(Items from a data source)
════

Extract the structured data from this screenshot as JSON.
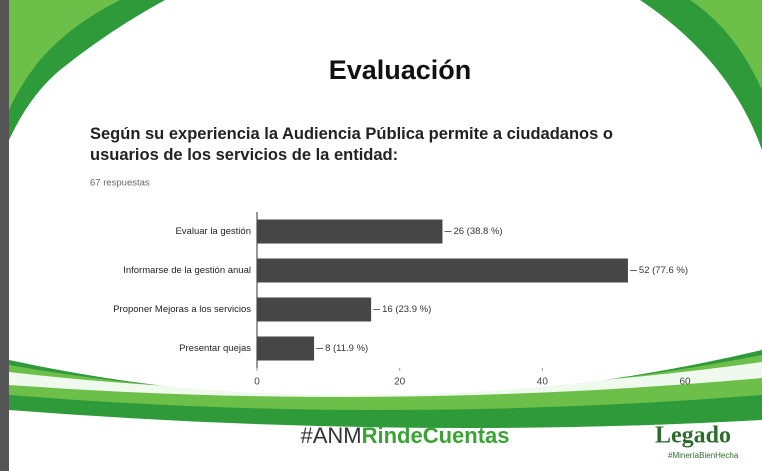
{
  "slide_title": "Evaluación",
  "question": "Según su experiencia la Audiencia Pública permite a ciudadanos o usuarios de los servicios de la entidad:",
  "responses": "67 respuestas",
  "chart_data": {
    "type": "hbar",
    "categories": [
      "Evaluar la gestión",
      "Informarse de la gestión anual",
      "Proponer Mejoras a los servicios",
      "Presentar quejas"
    ],
    "values": [
      26,
      52,
      16,
      8
    ],
    "value_labels": [
      "26 (38.8 %)",
      "52 (77.6 %)",
      "16 (23.9 %)",
      "8 (11.9 %)"
    ],
    "color": "#464646",
    "xlim": [
      0,
      60
    ],
    "xticks": [
      0,
      20,
      40,
      60
    ]
  },
  "footer": {
    "prefix": "#ANM",
    "highlight": "RindeCuentas"
  },
  "logo": {
    "name": "Legado",
    "tagline": "#MineríaBienHecha"
  }
}
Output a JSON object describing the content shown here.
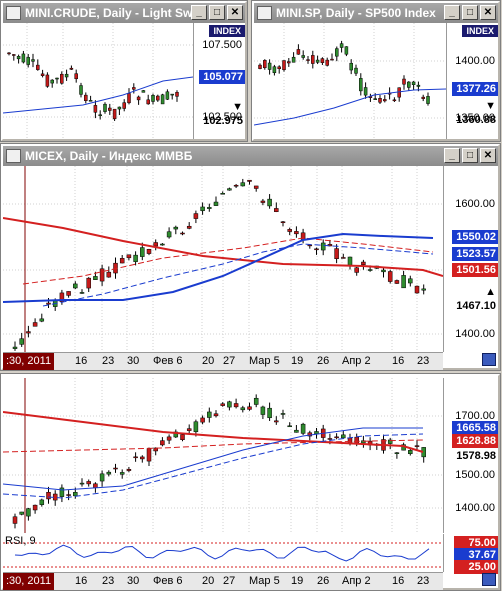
{
  "win1": {
    "title": "MINI.CRUDE, Daily - Light Sw",
    "index_label": "INDEX",
    "ticks": [
      "107.500",
      "102.500"
    ],
    "tags": [
      {
        "value": "105.077",
        "color": "#1a3ccf"
      },
      {
        "value": "▼ 102.975",
        "color": "#ffffff"
      }
    ]
  },
  "win2": {
    "title": "MINI.SP, Daily - SP500 Index",
    "index_label": "INDEX",
    "ticks": [
      "1400.00",
      "1350.00"
    ],
    "tags": [
      {
        "value": "1377.26",
        "color": "#1a3ccf"
      },
      {
        "value": "▼ 1360.88",
        "color": "#ffffff"
      }
    ]
  },
  "win3": {
    "title": "MICEX, Daily - Индекс ММВБ",
    "ticks": [
      "1600.00",
      "1500.00",
      "1400.00"
    ],
    "tags": [
      {
        "value": "1550.02",
        "color": "#1a3ccf"
      },
      {
        "value": "1523.57",
        "color": "#1a3ccf"
      },
      {
        "value": "1501.56",
        "color": "#d42020"
      },
      {
        "value": "▲ 1467.10",
        "color": "#ffffff"
      }
    ],
    "dates": [
      ":30, 2011",
      "16",
      "23",
      "30",
      "Фев 6",
      "20",
      "27",
      "Мар 5",
      "19",
      "26",
      "Апр 2",
      "16",
      "23"
    ]
  },
  "win4": {
    "ticks": [
      "1700.00",
      "1500.00",
      "1400.00"
    ],
    "tags": [
      {
        "value": "1665.58",
        "color": "#1a3ccf"
      },
      {
        "value": "1628.88",
        "color": "#d42020"
      },
      {
        "value": "1578.98",
        "color": "#ffffff"
      }
    ],
    "rsi_label": "RSI, 9",
    "rsi_tags": [
      {
        "value": "75.00",
        "color": "#d42020"
      },
      {
        "value": "37.67",
        "color": "#1a3ccf"
      },
      {
        "value": "25.00",
        "color": "#d42020"
      }
    ],
    "dates": [
      ":30, 2011",
      "16",
      "23",
      "30",
      "Фев 6",
      "20",
      "27",
      "Мар 5",
      "19",
      "26",
      "Апр 2",
      "16",
      "23"
    ]
  },
  "window_buttons": {
    "minimize": "_",
    "maximize": "□",
    "close": "✕"
  }
}
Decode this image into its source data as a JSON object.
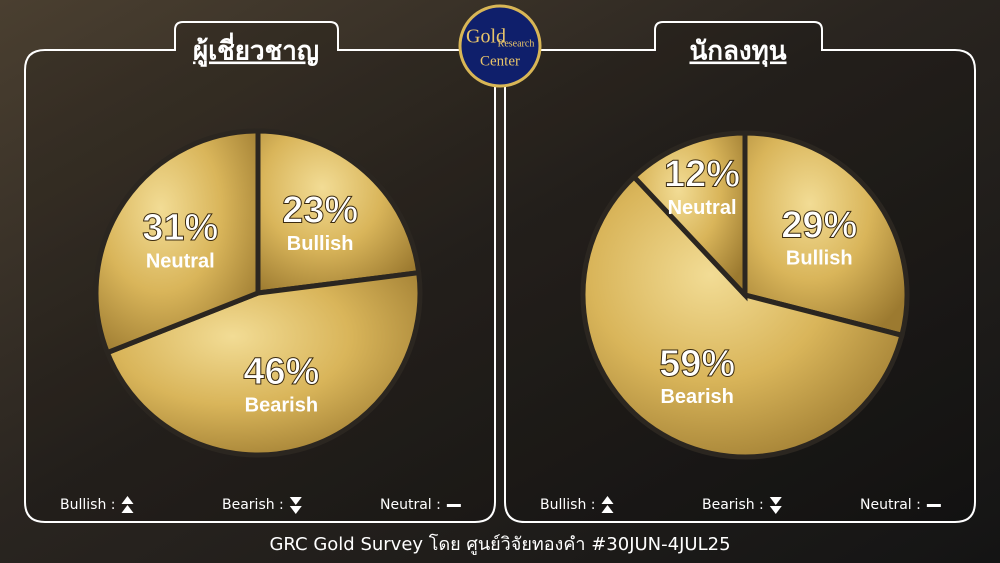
{
  "logo": {
    "line1": "Gold",
    "line2": "Research",
    "line3": "Center"
  },
  "footer": "GRC Gold Survey โดย ศูนย์วิจัยทองคำ #30JUN-4JUL25",
  "chart_data": [
    {
      "type": "pie",
      "title": "ผู้เชี่ยวชาญ",
      "categories": [
        "Bullish",
        "Bearish",
        "Neutral"
      ],
      "values": [
        23,
        46,
        31
      ],
      "value_labels": [
        "23%",
        "46%",
        "31%"
      ],
      "legend_labels": [
        "Bullish :",
        "Bearish :",
        "Neutral :"
      ]
    },
    {
      "type": "pie",
      "title": "นักลงทุน",
      "categories": [
        "Bullish",
        "Bearish",
        "Neutral"
      ],
      "values": [
        29,
        59,
        12
      ],
      "value_labels": [
        "29%",
        "59%",
        "12%"
      ],
      "legend_labels": [
        "Bullish :",
        "Bearish :",
        "Neutral :"
      ]
    }
  ]
}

════

◆ EXERCISE ◆
Repeat the data exactly, dropping every picture it holds.

◆ EXERCISE RESULT ◆
Extract the structured data from this screenshot as JSON.
{
  "slide_title": "Evaluación",
  "question": "Según su experiencia la Audiencia Pública permite a ciudadanos o usuarios de los servicios de la entidad:",
  "responses": "67 respuestas",
  "chart_data": {
    "type": "hbar",
    "categories": [
      "Evaluar la gestión",
      "Informarse de la gestión anual",
      "Proponer Mejoras a los servicios",
      "Presentar quejas"
    ],
    "values": [
      26,
      52,
      16,
      8
    ],
    "value_labels": [
      "26 (38.8 %)",
      "52 (77.6 %)",
      "16 (23.9 %)",
      "8 (11.9 %)"
    ],
    "color": "#464646",
    "xlim": [
      0,
      60
    ],
    "xticks": [
      0,
      20,
      40,
      60
    ]
  },
  "footer": {
    "prefix": "#ANM",
    "highlight": "RindeCuentas"
  },
  "logo": {
    "name": "Legado",
    "tagline": "#MineríaBienHecha"
  }
}
Output a JSON object describing the content shown here.
{
  "win1": {
    "title": "MINI.CRUDE, Daily - Light Sw",
    "index_label": "INDEX",
    "ticks": [
      "107.500",
      "102.500"
    ],
    "tags": [
      {
        "value": "105.077",
        "color": "#1a3ccf"
      },
      {
        "value": "▼ 102.975",
        "color": "#ffffff"
      }
    ]
  },
  "win2": {
    "title": "MINI.SP, Daily - SP500 Index",
    "index_label": "INDEX",
    "ticks": [
      "1400.00",
      "1350.00"
    ],
    "tags": [
      {
        "value": "1377.26",
        "color": "#1a3ccf"
      },
      {
        "value": "▼ 1360.88",
        "color": "#ffffff"
      }
    ]
  },
  "win3": {
    "title": "MICEX, Daily - Индекс ММВБ",
    "ticks": [
      "1600.00",
      "1500.00",
      "1400.00"
    ],
    "tags": [
      {
        "value": "1550.02",
        "color": "#1a3ccf"
      },
      {
        "value": "1523.57",
        "color": "#1a3ccf"
      },
      {
        "value": "1501.56",
        "color": "#d42020"
      },
      {
        "value": "▲ 1467.10",
        "color": "#ffffff"
      }
    ],
    "dates": [
      ":30, 2011",
      "16",
      "23",
      "30",
      "Фев 6",
      "20",
      "27",
      "Мар 5",
      "19",
      "26",
      "Апр 2",
      "16",
      "23"
    ]
  },
  "win4": {
    "ticks": [
      "1700.00",
      "1500.00",
      "1400.00"
    ],
    "tags": [
      {
        "value": "1665.58",
        "color": "#1a3ccf"
      },
      {
        "value": "1628.88",
        "color": "#d42020"
      },
      {
        "value": "1578.98",
        "color": "#ffffff"
      }
    ],
    "rsi_label": "RSI, 9",
    "rsi_tags": [
      {
        "value": "75.00",
        "color": "#d42020"
      },
      {
        "value": "37.67",
        "color": "#1a3ccf"
      },
      {
        "value": "25.00",
        "color": "#d42020"
      }
    ],
    "dates": [
      ":30, 2011",
      "16",
      "23",
      "30",
      "Фев 6",
      "20",
      "27",
      "Мар 5",
      "19",
      "26",
      "Апр 2",
      "16",
      "23"
    ]
  },
  "window_buttons": {
    "minimize": "_",
    "maximize": "□",
    "close": "✕"
  }
}
Decode this image into its source data as a JSON object.
{
  "logo": {
    "line1": "Gold",
    "line2": "Research",
    "line3": "Center"
  },
  "footer": "GRC Gold Survey โดย ศูนย์วิจัยทองคำ #30JUN-4JUL25",
  "chart_data": [
    {
      "type": "pie",
      "title": "ผู้เชี่ยวชาญ",
      "categories": [
        "Bullish",
        "Bearish",
        "Neutral"
      ],
      "values": [
        23,
        46,
        31
      ],
      "value_labels": [
        "23%",
        "46%",
        "31%"
      ],
      "legend_labels": [
        "Bullish :",
        "Bearish :",
        "Neutral :"
      ]
    },
    {
      "type": "pie",
      "title": "นักลงทุน",
      "categories": [
        "Bullish",
        "Bearish",
        "Neutral"
      ],
      "values": [
        29,
        59,
        12
      ],
      "value_labels": [
        "29%",
        "59%",
        "12%"
      ],
      "legend_labels": [
        "Bullish :",
        "Bearish :",
        "Neutral :"
      ]
    }
  ]
}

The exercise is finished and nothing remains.